MATERIAL SUPPLIED:
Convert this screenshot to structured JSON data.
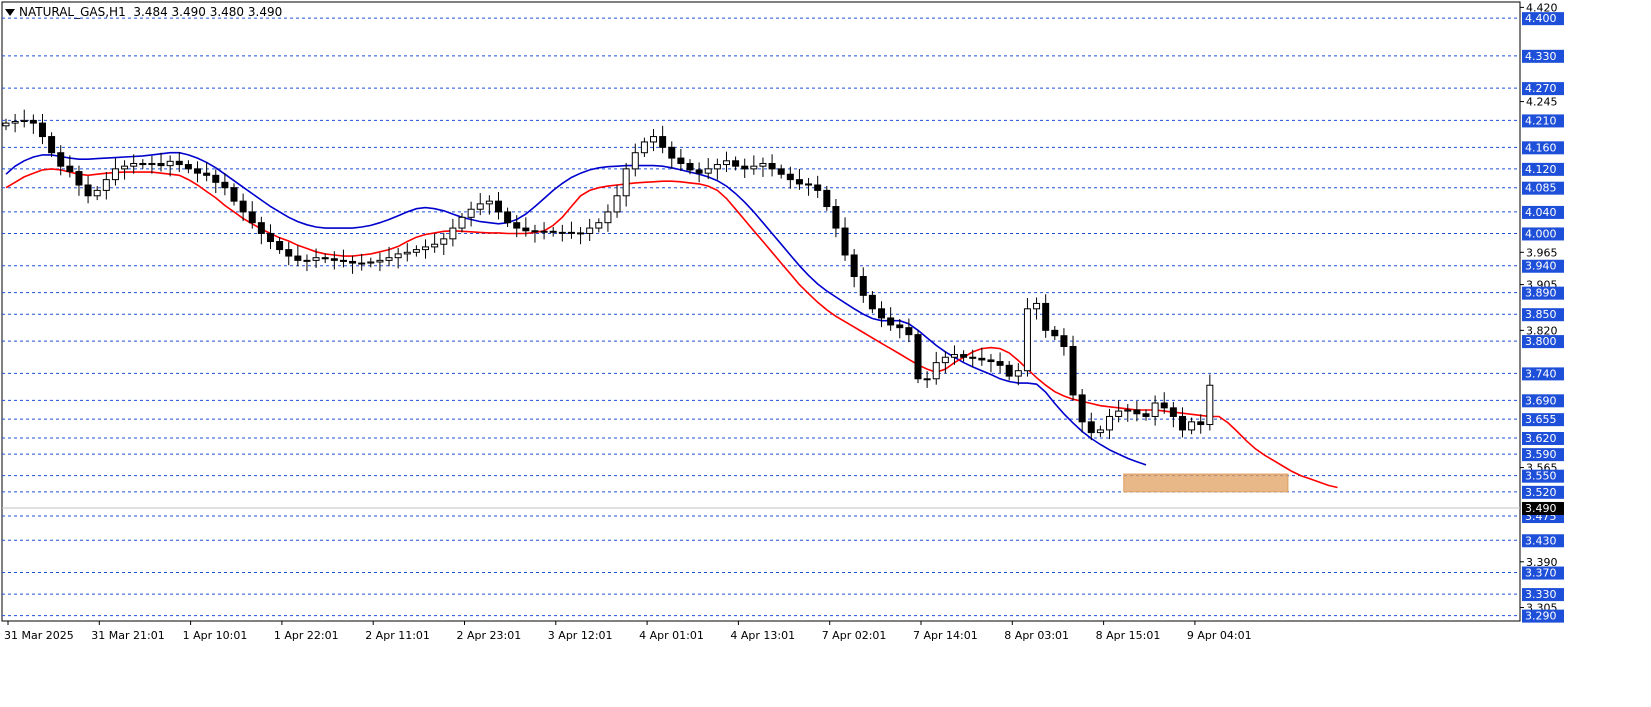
{
  "header": {
    "symbol": "NATURAL_GAS,H1",
    "ohlc": "3.484 3.490 3.480 3.490"
  },
  "colors": {
    "ema_fast": "#ff0000",
    "ema_slow": "#0000cd",
    "level_line": "#1e4fd8",
    "level_label_bg": "#1e4fd8",
    "current_price_bg": "#000000",
    "zone": "#e0a060",
    "candle_up": "#ffffff",
    "candle_down": "#000000"
  },
  "chart_data": {
    "type": "candlestick",
    "ylim": [
      3.28,
      4.43
    ],
    "x_labels": [
      "31 Mar 2025",
      "31 Mar 21:01",
      "1 Apr 10:01",
      "1 Apr 22:01",
      "2 Apr 11:01",
      "2 Apr 23:01",
      "3 Apr 12:01",
      "4 Apr 01:01",
      "4 Apr 13:01",
      "7 Apr 02:01",
      "7 Apr 14:01",
      "8 Apr 03:01",
      "8 Apr 15:01",
      "9 Apr 04:01"
    ],
    "y_ticks_plain": [
      4.42,
      4.245,
      3.965,
      3.905,
      3.82,
      3.565,
      3.39,
      3.305
    ],
    "levels": [
      4.4,
      4.33,
      4.27,
      4.21,
      4.16,
      4.12,
      4.085,
      4.04,
      4.0,
      3.94,
      3.89,
      3.85,
      3.8,
      3.74,
      3.69,
      3.655,
      3.62,
      3.59,
      3.55,
      3.52,
      3.475,
      3.43,
      3.37,
      3.33,
      3.29
    ],
    "current_price": 3.49,
    "zone": {
      "from": 3.52,
      "to": 3.553,
      "start_bar": 123,
      "end_bar": 141
    },
    "candle_count": 133,
    "close": [
      4.205,
      4.208,
      4.21,
      4.205,
      4.18,
      4.15,
      4.125,
      4.115,
      4.09,
      4.07,
      4.08,
      4.1,
      4.12,
      4.125,
      4.13,
      4.128,
      4.13,
      4.126,
      4.134,
      4.128,
      4.12,
      4.112,
      4.108,
      4.095,
      4.085,
      4.06,
      4.04,
      4.02,
      4.0,
      3.985,
      3.97,
      3.958,
      3.95,
      3.95,
      3.955,
      3.953,
      3.95,
      3.948,
      3.945,
      3.945,
      3.947,
      3.95,
      3.955,
      3.962,
      3.965,
      3.97,
      3.975,
      3.98,
      3.99,
      4.01,
      4.03,
      4.045,
      4.055,
      4.06,
      4.04,
      4.02,
      4.01,
      4.005,
      4.003,
      4.004,
      4.002,
      4.002,
      4.001,
      4.0,
      4.01,
      4.02,
      4.04,
      4.07,
      4.12,
      4.15,
      4.17,
      4.18,
      4.16,
      4.14,
      4.13,
      4.118,
      4.112,
      4.12,
      4.128,
      4.135,
      4.125,
      4.12,
      4.125,
      4.13,
      4.12,
      4.11,
      4.1,
      4.092,
      4.09,
      4.08,
      4.05,
      4.01,
      3.96,
      3.92,
      3.885,
      3.86,
      3.843,
      3.83,
      3.825,
      3.812,
      3.73,
      3.73,
      3.76,
      3.77,
      3.775,
      3.77,
      3.768,
      3.765,
      3.762,
      3.755,
      3.735,
      3.745,
      3.86,
      3.87,
      3.82,
      3.81,
      3.79,
      3.7,
      3.65,
      3.63,
      3.635,
      3.66,
      3.67,
      3.672,
      3.665,
      3.66,
      3.685,
      3.676,
      3.66,
      3.635,
      3.65,
      3.645,
      3.718
    ],
    "ema_red": [
      4.085,
      4.095,
      4.105,
      4.112,
      4.118,
      4.12,
      4.118,
      4.114,
      4.11,
      4.108,
      4.11,
      4.112,
      4.113,
      4.114,
      4.114,
      4.114,
      4.114,
      4.112,
      4.11,
      4.108,
      4.1,
      4.09,
      4.078,
      4.066,
      4.052,
      4.04,
      4.028,
      4.018,
      4.008,
      4.0,
      3.992,
      3.986,
      3.978,
      3.972,
      3.966,
      3.962,
      3.96,
      3.958,
      3.958,
      3.96,
      3.962,
      3.966,
      3.97,
      3.976,
      3.985,
      3.993,
      3.998,
      4.001,
      4.004,
      4.005,
      4.004,
      4.003,
      4.002,
      4.001,
      4.001,
      4.0,
      4.0,
      4.0,
      4.002,
      4.005,
      4.015,
      4.03,
      4.05,
      4.07,
      4.08,
      4.085,
      4.088,
      4.09,
      4.092,
      4.094,
      4.095,
      4.096,
      4.097,
      4.097,
      4.096,
      4.094,
      4.092,
      4.088,
      4.08,
      4.065,
      4.045,
      4.025,
      4.005,
      3.985,
      3.965,
      3.945,
      3.925,
      3.905,
      3.888,
      3.872,
      3.858,
      3.846,
      3.836,
      3.826,
      3.816,
      3.806,
      3.796,
      3.786,
      3.776,
      3.766,
      3.756,
      3.748,
      3.742,
      3.748,
      3.76,
      3.77,
      3.78,
      3.786,
      3.788,
      3.786,
      3.778,
      3.764,
      3.748,
      3.732,
      3.718,
      3.706,
      3.698,
      3.692,
      3.688,
      3.684,
      3.68,
      3.678,
      3.676,
      3.674,
      3.672,
      3.672,
      3.672,
      3.67,
      3.668,
      3.666,
      3.664,
      3.662,
      3.66
    ]
  },
  "overlay": {
    "ema_red_tail": [
      3.66,
      3.648,
      3.632,
      3.615,
      3.6,
      3.588,
      3.578,
      3.568,
      3.558,
      3.55,
      3.544,
      3.538,
      3.532,
      3.528
    ],
    "ema_blue": [
      4.11,
      4.125,
      4.135,
      4.142,
      4.146,
      4.146,
      4.143,
      4.14,
      4.138,
      4.138,
      4.139,
      4.14,
      4.141,
      4.142,
      4.143,
      4.144,
      4.146,
      4.148,
      4.15,
      4.15,
      4.146,
      4.14,
      4.132,
      4.122,
      4.11,
      4.098,
      4.086,
      4.074,
      4.062,
      4.05,
      4.04,
      4.03,
      4.022,
      4.016,
      4.012,
      4.01,
      4.01,
      4.01,
      4.01,
      4.012,
      4.015,
      4.02,
      4.026,
      4.033,
      4.04,
      4.046,
      4.048,
      4.046,
      4.042,
      4.036,
      4.03,
      4.026,
      4.022,
      4.02,
      4.018,
      4.02,
      4.026,
      4.036,
      4.05,
      4.065,
      4.08,
      4.093,
      4.104,
      4.112,
      4.118,
      4.122,
      4.124,
      4.125,
      4.126,
      4.126,
      4.126,
      4.126,
      4.125,
      4.122,
      4.118,
      4.114,
      4.11,
      4.105,
      4.098,
      4.088,
      4.074,
      4.058,
      4.04,
      4.02,
      4.0,
      3.98,
      3.96,
      3.94,
      3.922,
      3.906,
      3.893,
      3.882,
      3.871,
      3.86,
      3.85,
      3.842,
      3.838,
      3.838,
      3.838,
      3.832,
      3.82,
      3.806,
      3.792,
      3.78,
      3.77,
      3.76,
      3.752,
      3.745,
      3.738,
      3.73,
      3.725,
      3.722,
      3.722,
      3.72,
      3.705,
      3.684,
      3.665,
      3.648,
      3.632,
      3.619,
      3.608,
      3.598,
      3.59,
      3.582,
      3.576,
      3.57
    ]
  }
}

TASK REQUIREMENTS: All records above are to be printed exactly, minus the pictures they contain.

SOLUTION:
Convert this screenshot to structured JSON data.
{
  "header": {
    "symbol": "NATURAL_GAS,H1",
    "ohlc": "3.484 3.490 3.480 3.490"
  },
  "colors": {
    "ema_fast": "#ff0000",
    "ema_slow": "#0000cd",
    "level_line": "#1e4fd8",
    "level_label_bg": "#1e4fd8",
    "current_price_bg": "#000000",
    "zone": "#e0a060",
    "candle_up": "#ffffff",
    "candle_down": "#000000"
  },
  "chart_data": {
    "type": "candlestick",
    "ylim": [
      3.28,
      4.43
    ],
    "x_labels": [
      "31 Mar 2025",
      "31 Mar 21:01",
      "1 Apr 10:01",
      "1 Apr 22:01",
      "2 Apr 11:01",
      "2 Apr 23:01",
      "3 Apr 12:01",
      "4 Apr 01:01",
      "4 Apr 13:01",
      "7 Apr 02:01",
      "7 Apr 14:01",
      "8 Apr 03:01",
      "8 Apr 15:01",
      "9 Apr 04:01"
    ],
    "y_ticks_plain": [
      4.42,
      4.245,
      3.965,
      3.905,
      3.82,
      3.565,
      3.39,
      3.305
    ],
    "levels": [
      4.4,
      4.33,
      4.27,
      4.21,
      4.16,
      4.12,
      4.085,
      4.04,
      4.0,
      3.94,
      3.89,
      3.85,
      3.8,
      3.74,
      3.69,
      3.655,
      3.62,
      3.59,
      3.55,
      3.52,
      3.475,
      3.43,
      3.37,
      3.33,
      3.29
    ],
    "current_price": 3.49,
    "zone": {
      "from": 3.52,
      "to": 3.553,
      "start_bar": 123,
      "end_bar": 141
    },
    "candle_count": 133,
    "close": [
      4.205,
      4.208,
      4.21,
      4.205,
      4.18,
      4.15,
      4.125,
      4.115,
      4.09,
      4.07,
      4.08,
      4.1,
      4.12,
      4.125,
      4.13,
      4.128,
      4.13,
      4.126,
      4.134,
      4.128,
      4.12,
      4.112,
      4.108,
      4.095,
      4.085,
      4.06,
      4.04,
      4.02,
      4.0,
      3.985,
      3.97,
      3.958,
      3.95,
      3.95,
      3.955,
      3.953,
      3.95,
      3.948,
      3.945,
      3.945,
      3.947,
      3.95,
      3.955,
      3.962,
      3.965,
      3.97,
      3.975,
      3.98,
      3.99,
      4.01,
      4.03,
      4.045,
      4.055,
      4.06,
      4.04,
      4.02,
      4.01,
      4.005,
      4.003,
      4.004,
      4.002,
      4.002,
      4.001,
      4.0,
      4.01,
      4.02,
      4.04,
      4.07,
      4.12,
      4.15,
      4.17,
      4.18,
      4.16,
      4.14,
      4.13,
      4.118,
      4.112,
      4.12,
      4.128,
      4.135,
      4.125,
      4.12,
      4.125,
      4.13,
      4.12,
      4.11,
      4.1,
      4.092,
      4.09,
      4.08,
      4.05,
      4.01,
      3.96,
      3.92,
      3.885,
      3.86,
      3.843,
      3.83,
      3.825,
      3.812,
      3.73,
      3.73,
      3.76,
      3.77,
      3.775,
      3.77,
      3.768,
      3.765,
      3.762,
      3.755,
      3.735,
      3.745,
      3.86,
      3.87,
      3.82,
      3.81,
      3.79,
      3.7,
      3.65,
      3.63,
      3.635,
      3.66,
      3.67,
      3.672,
      3.665,
      3.66,
      3.685,
      3.676,
      3.66,
      3.635,
      3.65,
      3.645,
      3.718
    ],
    "ema_red": [
      4.085,
      4.095,
      4.105,
      4.112,
      4.118,
      4.12,
      4.118,
      4.114,
      4.11,
      4.108,
      4.11,
      4.112,
      4.113,
      4.114,
      4.114,
      4.114,
      4.114,
      4.112,
      4.11,
      4.108,
      4.1,
      4.09,
      4.078,
      4.066,
      4.052,
      4.04,
      4.028,
      4.018,
      4.008,
      4.0,
      3.992,
      3.986,
      3.978,
      3.972,
      3.966,
      3.962,
      3.96,
      3.958,
      3.958,
      3.96,
      3.962,
      3.966,
      3.97,
      3.976,
      3.985,
      3.993,
      3.998,
      4.001,
      4.004,
      4.005,
      4.004,
      4.003,
      4.002,
      4.001,
      4.001,
      4.0,
      4.0,
      4.0,
      4.002,
      4.005,
      4.015,
      4.03,
      4.05,
      4.07,
      4.08,
      4.085,
      4.088,
      4.09,
      4.092,
      4.094,
      4.095,
      4.096,
      4.097,
      4.097,
      4.096,
      4.094,
      4.092,
      4.088,
      4.08,
      4.065,
      4.045,
      4.025,
      4.005,
      3.985,
      3.965,
      3.945,
      3.925,
      3.905,
      3.888,
      3.872,
      3.858,
      3.846,
      3.836,
      3.826,
      3.816,
      3.806,
      3.796,
      3.786,
      3.776,
      3.766,
      3.756,
      3.748,
      3.742,
      3.748,
      3.76,
      3.77,
      3.78,
      3.786,
      3.788,
      3.786,
      3.778,
      3.764,
      3.748,
      3.732,
      3.718,
      3.706,
      3.698,
      3.692,
      3.688,
      3.684,
      3.68,
      3.678,
      3.676,
      3.674,
      3.672,
      3.672,
      3.672,
      3.67,
      3.668,
      3.666,
      3.664,
      3.662,
      3.66
    ]
  },
  "overlay": {
    "ema_red_tail": [
      3.66,
      3.648,
      3.632,
      3.615,
      3.6,
      3.588,
      3.578,
      3.568,
      3.558,
      3.55,
      3.544,
      3.538,
      3.532,
      3.528
    ],
    "ema_blue": [
      4.11,
      4.125,
      4.135,
      4.142,
      4.146,
      4.146,
      4.143,
      4.14,
      4.138,
      4.138,
      4.139,
      4.14,
      4.141,
      4.142,
      4.143,
      4.144,
      4.146,
      4.148,
      4.15,
      4.15,
      4.146,
      4.14,
      4.132,
      4.122,
      4.11,
      4.098,
      4.086,
      4.074,
      4.062,
      4.05,
      4.04,
      4.03,
      4.022,
      4.016,
      4.012,
      4.01,
      4.01,
      4.01,
      4.01,
      4.012,
      4.015,
      4.02,
      4.026,
      4.033,
      4.04,
      4.046,
      4.048,
      4.046,
      4.042,
      4.036,
      4.03,
      4.026,
      4.022,
      4.02,
      4.018,
      4.02,
      4.026,
      4.036,
      4.05,
      4.065,
      4.08,
      4.093,
      4.104,
      4.112,
      4.118,
      4.122,
      4.124,
      4.125,
      4.126,
      4.126,
      4.126,
      4.126,
      4.125,
      4.122,
      4.118,
      4.114,
      4.11,
      4.105,
      4.098,
      4.088,
      4.074,
      4.058,
      4.04,
      4.02,
      4.0,
      3.98,
      3.96,
      3.94,
      3.922,
      3.906,
      3.893,
      3.882,
      3.871,
      3.86,
      3.85,
      3.842,
      3.838,
      3.838,
      3.838,
      3.832,
      3.82,
      3.806,
      3.792,
      3.78,
      3.77,
      3.76,
      3.752,
      3.745,
      3.738,
      3.73,
      3.725,
      3.722,
      3.722,
      3.72,
      3.705,
      3.684,
      3.665,
      3.648,
      3.632,
      3.619,
      3.608,
      3.598,
      3.59,
      3.582,
      3.576,
      3.57
    ]
  }
}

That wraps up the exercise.